◆ **Your objective**: The records underneath are to be repeated exactly, with the pictures left out.

(Dataset excerpt)
---------------
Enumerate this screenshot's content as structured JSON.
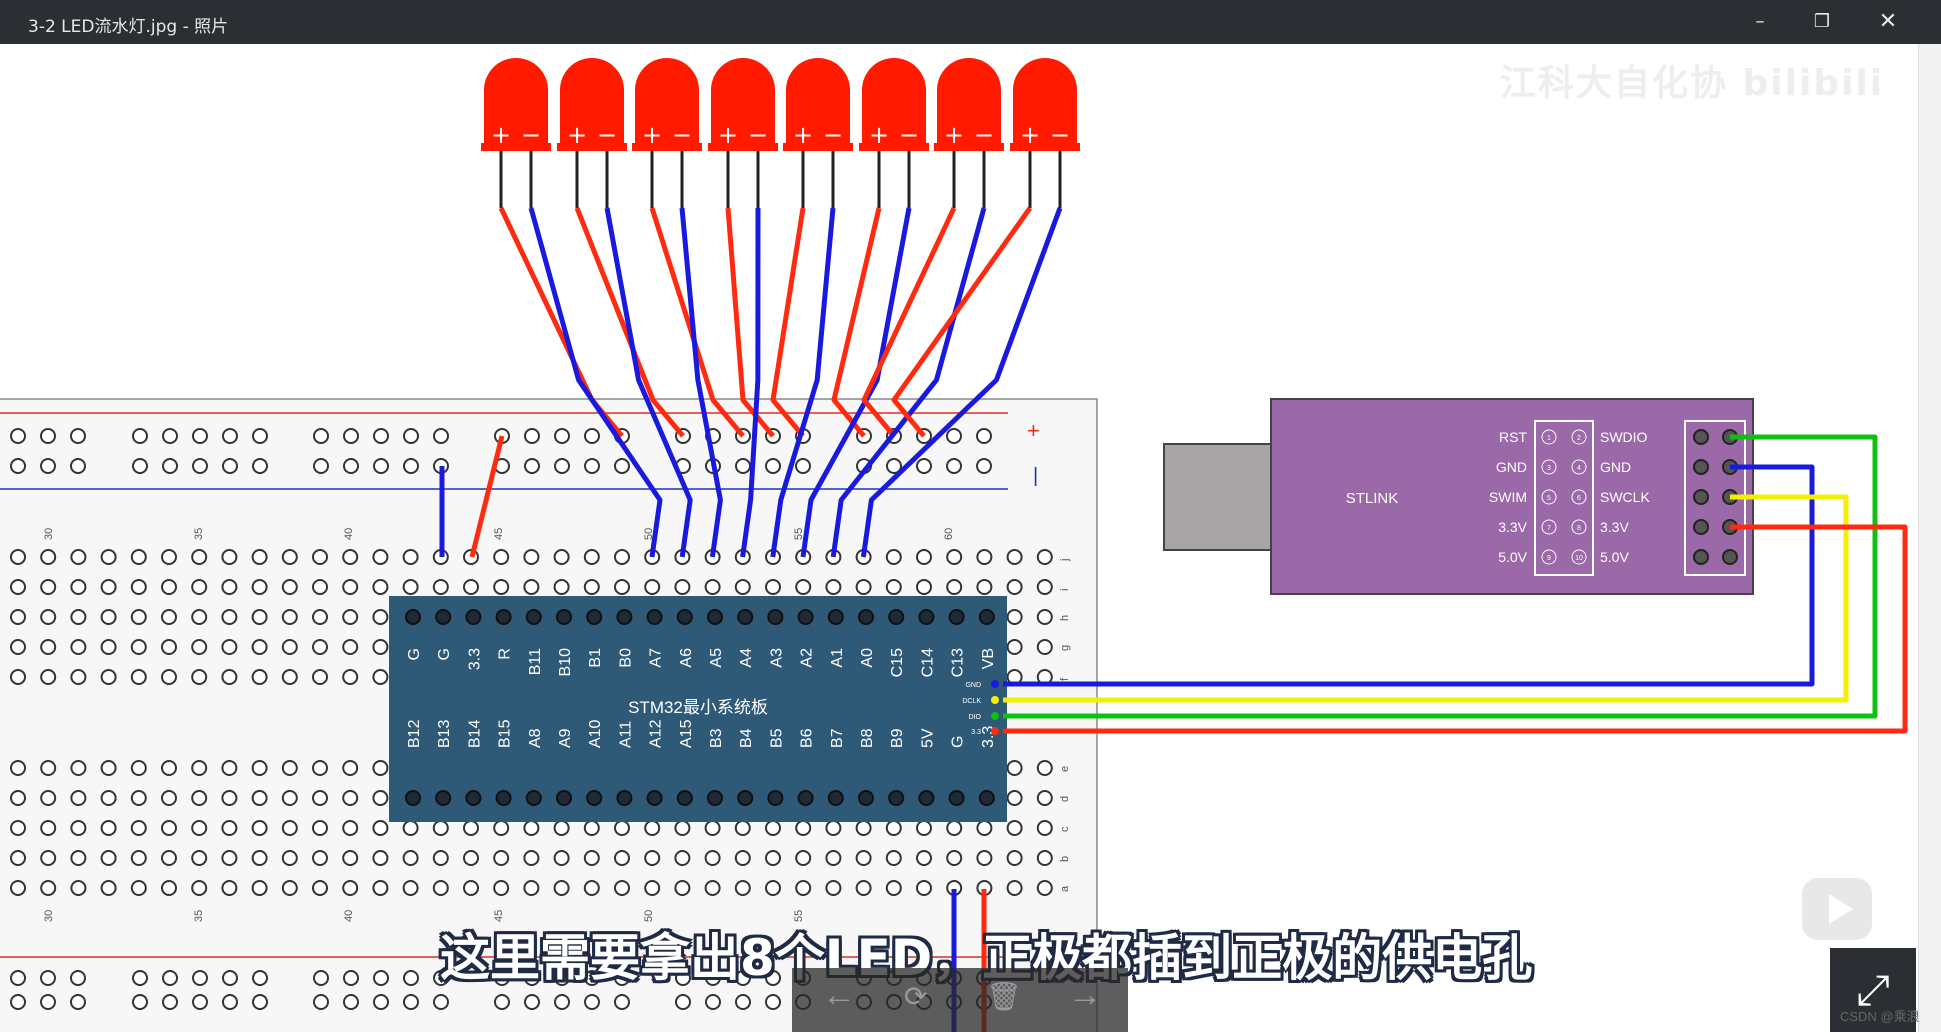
{
  "window": {
    "title": "3-2 LED流水灯.jpg - 照片",
    "minimize_icon": "minimize-icon",
    "restore_icon": "restore-icon",
    "close_icon": "close-icon"
  },
  "circuit": {
    "led_count": 8,
    "led_plus": "+",
    "led_minus": "−",
    "rail_plus": "+",
    "rail_minus": "|",
    "column_numbers_top": [
      "30",
      "35",
      "40",
      "45",
      "50",
      "55",
      "60"
    ],
    "column_numbers_bottom": [
      "30",
      "35",
      "40",
      "45",
      "50",
      "55"
    ],
    "row_letters_top": [
      "j",
      "i",
      "h",
      "g",
      "f"
    ],
    "row_letters_bottom": [
      "e",
      "d",
      "c",
      "b",
      "a"
    ],
    "board_title": "STM32最小系统板",
    "board_top_pins": [
      "G",
      "G",
      "3.3",
      "R",
      "B11",
      "B10",
      "B1",
      "B0",
      "A7",
      "A6",
      "A5",
      "A4",
      "A3",
      "A2",
      "A1",
      "A0",
      "C15",
      "C14",
      "C13",
      "VB"
    ],
    "board_bottom_pins": [
      "B12",
      "B13",
      "B14",
      "B15",
      "A8",
      "A9",
      "A10",
      "A11",
      "A12",
      "A15",
      "B3",
      "B4",
      "B5",
      "B6",
      "B7",
      "B8",
      "B9",
      "5V",
      "G",
      "3.3"
    ],
    "board_side_pins": [
      "GND",
      "DCLK",
      "DIO",
      "3.3"
    ],
    "stlink_label": "STLINK",
    "stlink_left_labels": [
      "RST",
      "GND",
      "SWIM",
      "3.3V",
      "5.0V"
    ],
    "stlink_right_labels": [
      "SWDIO",
      "GND",
      "SWCLK",
      "3.3V",
      "5.0V"
    ],
    "stlink_left_numbers": [
      "1",
      "3",
      "5",
      "7",
      "9"
    ],
    "stlink_right_numbers": [
      "2",
      "4",
      "6",
      "8",
      "10"
    ],
    "colors": {
      "led": "#ff1a00",
      "wire_red": "#ff2a10",
      "wire_blue": "#1a1adf",
      "wire_green": "#10c010",
      "wire_yellow": "#f0f000",
      "board": "#2e5a78",
      "stlink": "#9b69a8",
      "usb": "#a8a3a5"
    }
  },
  "overlay": {
    "subtitle": "这里需要拿出8个LED，正极都插到正极的供电孔",
    "watermark": "CSDN @乘浪",
    "play_icon": "play-icon",
    "fullscreen_icon": "fullscreen-icon",
    "toolbar_icons": [
      "back-arrow-icon",
      "rotate-icon",
      "delete-icon",
      "forward-arrow-icon"
    ]
  }
}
---------------
◆ **Exercise output**:
Enumerate this screenshot's content as structured JSON.
{
  "window": {
    "title": "3-2 LED流水灯.jpg - 照片",
    "minimize_icon": "minimize-icon",
    "restore_icon": "restore-icon",
    "close_icon": "close-icon"
  },
  "circuit": {
    "led_count": 8,
    "led_plus": "+",
    "led_minus": "−",
    "rail_plus": "+",
    "rail_minus": "|",
    "column_numbers_top": [
      "30",
      "35",
      "40",
      "45",
      "50",
      "55",
      "60"
    ],
    "column_numbers_bottom": [
      "30",
      "35",
      "40",
      "45",
      "50",
      "55"
    ],
    "row_letters_top": [
      "j",
      "i",
      "h",
      "g",
      "f"
    ],
    "row_letters_bottom": [
      "e",
      "d",
      "c",
      "b",
      "a"
    ],
    "board_title": "STM32最小系统板",
    "board_top_pins": [
      "G",
      "G",
      "3.3",
      "R",
      "B11",
      "B10",
      "B1",
      "B0",
      "A7",
      "A6",
      "A5",
      "A4",
      "A3",
      "A2",
      "A1",
      "A0",
      "C15",
      "C14",
      "C13",
      "VB"
    ],
    "board_bottom_pins": [
      "B12",
      "B13",
      "B14",
      "B15",
      "A8",
      "A9",
      "A10",
      "A11",
      "A12",
      "A15",
      "B3",
      "B4",
      "B5",
      "B6",
      "B7",
      "B8",
      "B9",
      "5V",
      "G",
      "3.3"
    ],
    "board_side_pins": [
      "GND",
      "DCLK",
      "DIO",
      "3.3"
    ],
    "stlink_label": "STLINK",
    "stlink_left_labels": [
      "RST",
      "GND",
      "SWIM",
      "3.3V",
      "5.0V"
    ],
    "stlink_right_labels": [
      "SWDIO",
      "GND",
      "SWCLK",
      "3.3V",
      "5.0V"
    ],
    "stlink_left_numbers": [
      "1",
      "3",
      "5",
      "7",
      "9"
    ],
    "stlink_right_numbers": [
      "2",
      "4",
      "6",
      "8",
      "10"
    ],
    "colors": {
      "led": "#ff1a00",
      "wire_red": "#ff2a10",
      "wire_blue": "#1a1adf",
      "wire_green": "#10c010",
      "wire_yellow": "#f0f000",
      "board": "#2e5a78",
      "stlink": "#9b69a8",
      "usb": "#a8a3a5"
    }
  },
  "overlay": {
    "subtitle": "这里需要拿出8个LED，正极都插到正极的供电孔",
    "watermark": "CSDN @乘浪",
    "play_icon": "play-icon",
    "fullscreen_icon": "fullscreen-icon",
    "toolbar_icons": [
      "back-arrow-icon",
      "rotate-icon",
      "delete-icon",
      "forward-arrow-icon"
    ]
  }
}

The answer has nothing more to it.